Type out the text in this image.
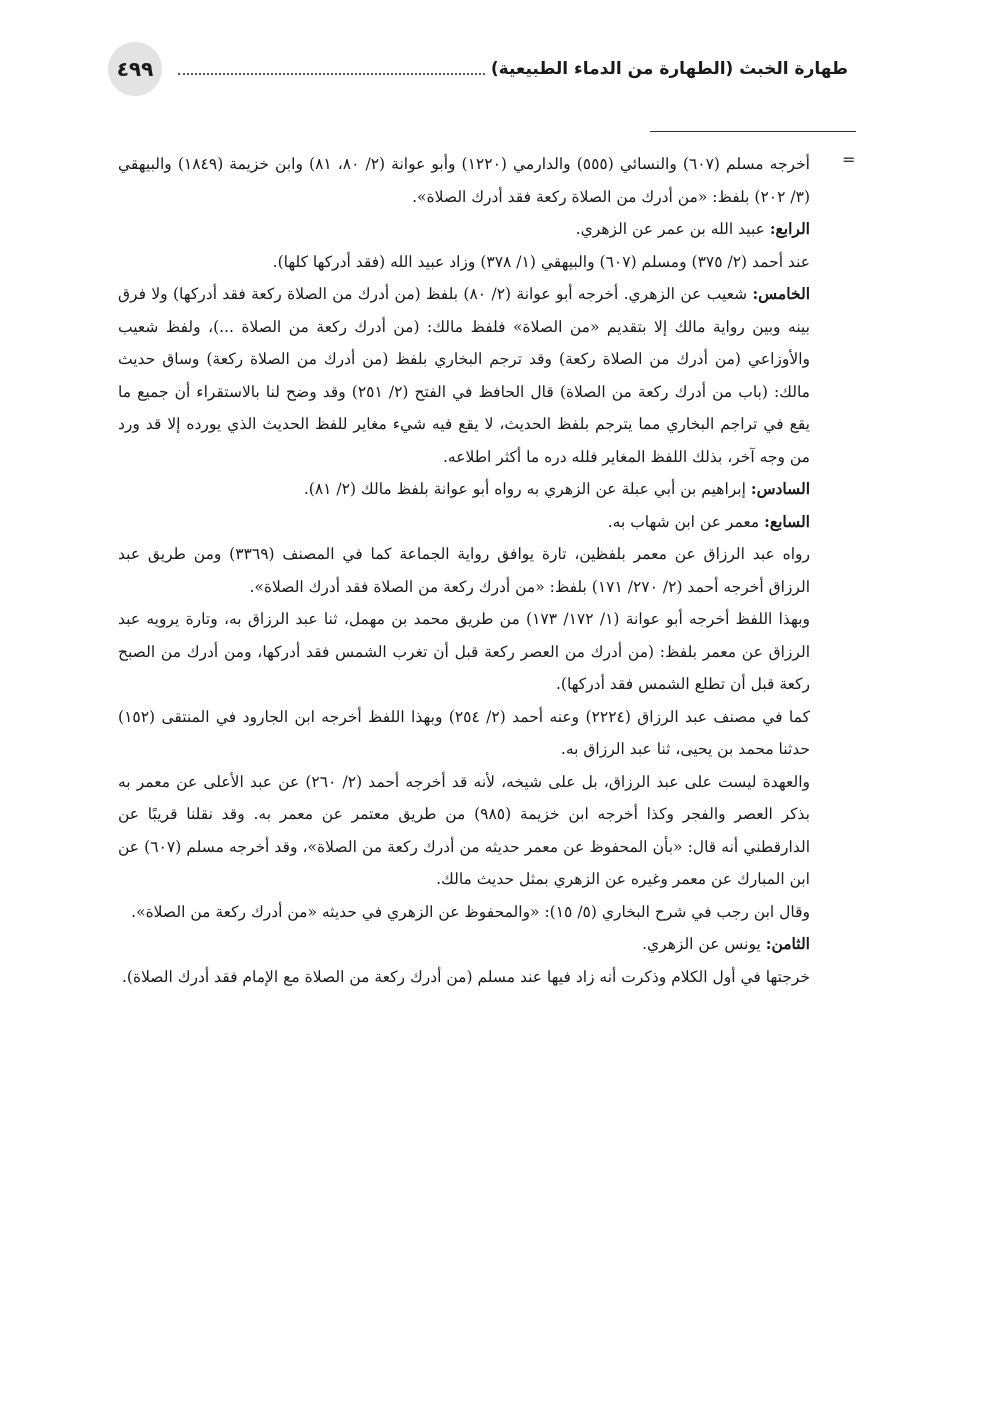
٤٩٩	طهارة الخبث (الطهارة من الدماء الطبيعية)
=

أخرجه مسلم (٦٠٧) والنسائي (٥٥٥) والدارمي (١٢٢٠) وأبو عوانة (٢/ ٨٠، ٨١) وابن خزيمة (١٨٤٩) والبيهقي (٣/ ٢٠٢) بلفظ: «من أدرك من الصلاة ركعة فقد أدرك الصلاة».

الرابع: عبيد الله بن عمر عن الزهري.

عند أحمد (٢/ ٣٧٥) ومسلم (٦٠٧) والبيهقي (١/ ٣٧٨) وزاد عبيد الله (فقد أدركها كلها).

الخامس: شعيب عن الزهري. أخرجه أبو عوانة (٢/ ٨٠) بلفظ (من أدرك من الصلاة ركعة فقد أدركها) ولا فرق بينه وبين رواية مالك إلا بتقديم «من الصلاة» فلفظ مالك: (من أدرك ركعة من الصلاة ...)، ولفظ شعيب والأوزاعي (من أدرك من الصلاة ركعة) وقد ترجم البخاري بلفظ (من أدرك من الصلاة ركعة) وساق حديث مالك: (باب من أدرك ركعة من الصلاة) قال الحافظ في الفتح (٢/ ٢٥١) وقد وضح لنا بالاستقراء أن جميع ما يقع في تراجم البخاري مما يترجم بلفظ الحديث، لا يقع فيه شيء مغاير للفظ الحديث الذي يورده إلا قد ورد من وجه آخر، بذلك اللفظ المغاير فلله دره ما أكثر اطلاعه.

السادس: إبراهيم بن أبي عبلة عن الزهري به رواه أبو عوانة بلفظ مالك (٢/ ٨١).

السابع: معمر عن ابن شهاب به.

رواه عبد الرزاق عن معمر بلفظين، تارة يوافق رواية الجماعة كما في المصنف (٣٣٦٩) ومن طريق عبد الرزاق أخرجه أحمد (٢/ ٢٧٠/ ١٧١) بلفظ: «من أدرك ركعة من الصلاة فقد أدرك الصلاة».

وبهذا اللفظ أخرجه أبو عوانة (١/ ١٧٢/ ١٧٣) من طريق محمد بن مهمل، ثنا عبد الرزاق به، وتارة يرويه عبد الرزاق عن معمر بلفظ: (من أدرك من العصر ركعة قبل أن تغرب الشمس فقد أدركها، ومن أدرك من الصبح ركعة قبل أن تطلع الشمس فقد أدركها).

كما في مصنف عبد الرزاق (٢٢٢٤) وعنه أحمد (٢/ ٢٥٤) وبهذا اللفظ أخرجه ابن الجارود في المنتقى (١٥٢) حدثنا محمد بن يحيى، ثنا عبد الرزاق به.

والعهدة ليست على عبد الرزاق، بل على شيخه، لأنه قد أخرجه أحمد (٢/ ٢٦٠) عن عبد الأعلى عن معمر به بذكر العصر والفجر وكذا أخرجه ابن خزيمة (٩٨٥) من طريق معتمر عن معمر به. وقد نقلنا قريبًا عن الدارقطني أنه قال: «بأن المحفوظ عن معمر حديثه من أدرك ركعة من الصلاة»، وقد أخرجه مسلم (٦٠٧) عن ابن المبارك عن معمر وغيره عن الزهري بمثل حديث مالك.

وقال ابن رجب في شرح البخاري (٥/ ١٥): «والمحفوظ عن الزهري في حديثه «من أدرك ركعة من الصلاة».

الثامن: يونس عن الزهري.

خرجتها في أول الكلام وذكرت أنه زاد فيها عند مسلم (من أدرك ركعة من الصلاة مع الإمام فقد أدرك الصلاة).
■ ■ ■ ■
* **REQUIREMENTS**: Drop the images and quote the entries word for word.

* **SOLUTION FOR THIS TASK**:
Type out the text in this image.
٤٩٩	طهارة الخبث (الطهارة من الدماء الطبيعية)
=

أخرجه مسلم (٦٠٧) والنسائي (٥٥٥) والدارمي (١٢٢٠) وأبو عوانة (٢/ ٨٠، ٨١) وابن خزيمة (١٨٤٩) والبيهقي (٣/ ٢٠٢) بلفظ: «من أدرك من الصلاة ركعة فقد أدرك الصلاة».

الرابع: عبيد الله بن عمر عن الزهري.

عند أحمد (٢/ ٣٧٥) ومسلم (٦٠٧) والبيهقي (١/ ٣٧٨) وزاد عبيد الله (فقد أدركها كلها).

الخامس: شعيب عن الزهري. أخرجه أبو عوانة (٢/ ٨٠) بلفظ (من أدرك من الصلاة ركعة فقد أدركها) ولا فرق بينه وبين رواية مالك إلا بتقديم «من الصلاة» فلفظ مالك: (من أدرك ركعة من الصلاة ...)، ولفظ شعيب والأوزاعي (من أدرك من الصلاة ركعة) وقد ترجم البخاري بلفظ (من أدرك من الصلاة ركعة) وساق حديث مالك: (باب من أدرك ركعة من الصلاة) قال الحافظ في الفتح (٢/ ٢٥١) وقد وضح لنا بالاستقراء أن جميع ما يقع في تراجم البخاري مما يترجم بلفظ الحديث، لا يقع فيه شيء مغاير للفظ الحديث الذي يورده إلا قد ورد من وجه آخر، بذلك اللفظ المغاير فلله دره ما أكثر اطلاعه.

السادس: إبراهيم بن أبي عبلة عن الزهري به رواه أبو عوانة بلفظ مالك (٢/ ٨١).

السابع: معمر عن ابن شهاب به.

رواه عبد الرزاق عن معمر بلفظين، تارة يوافق رواية الجماعة كما في المصنف (٣٣٦٩) ومن طريق عبد الرزاق أخرجه أحمد (٢/ ٢٧٠/ ١٧١) بلفظ: «من أدرك ركعة من الصلاة فقد أدرك الصلاة».

وبهذا اللفظ أخرجه أبو عوانة (١/ ١٧٢/ ١٧٣) من طريق محمد بن مهمل، ثنا عبد الرزاق به، وتارة يرويه عبد الرزاق عن معمر بلفظ: (من أدرك من العصر ركعة قبل أن تغرب الشمس فقد أدركها، ومن أدرك من الصبح ركعة قبل أن تطلع الشمس فقد أدركها).

كما في مصنف عبد الرزاق (٢٢٢٤) وعنه أحمد (٢/ ٢٥٤) وبهذا اللفظ أخرجه ابن الجارود في المنتقى (١٥٢) حدثنا محمد بن يحيى، ثنا عبد الرزاق به.

والعهدة ليست على عبد الرزاق، بل على شيخه، لأنه قد أخرجه أحمد (٢/ ٢٦٠) عن عبد الأعلى عن معمر به بذكر العصر والفجر وكذا أخرجه ابن خزيمة (٩٨٥) من طريق معتمر عن معمر به. وقد نقلنا قريبًا عن الدارقطني أنه قال: «بأن المحفوظ عن معمر حديثه من أدرك ركعة من الصلاة»، وقد أخرجه مسلم (٦٠٧) عن ابن المبارك عن معمر وغيره عن الزهري بمثل حديث مالك.

وقال ابن رجب في شرح البخاري (٥/ ١٥): «والمحفوظ عن الزهري في حديثه «من أدرك ركعة من الصلاة».

الثامن: يونس عن الزهري.

خرجتها في أول الكلام وذكرت أنه زاد فيها عند مسلم (من أدرك ركعة من الصلاة مع الإمام فقد أدرك الصلاة).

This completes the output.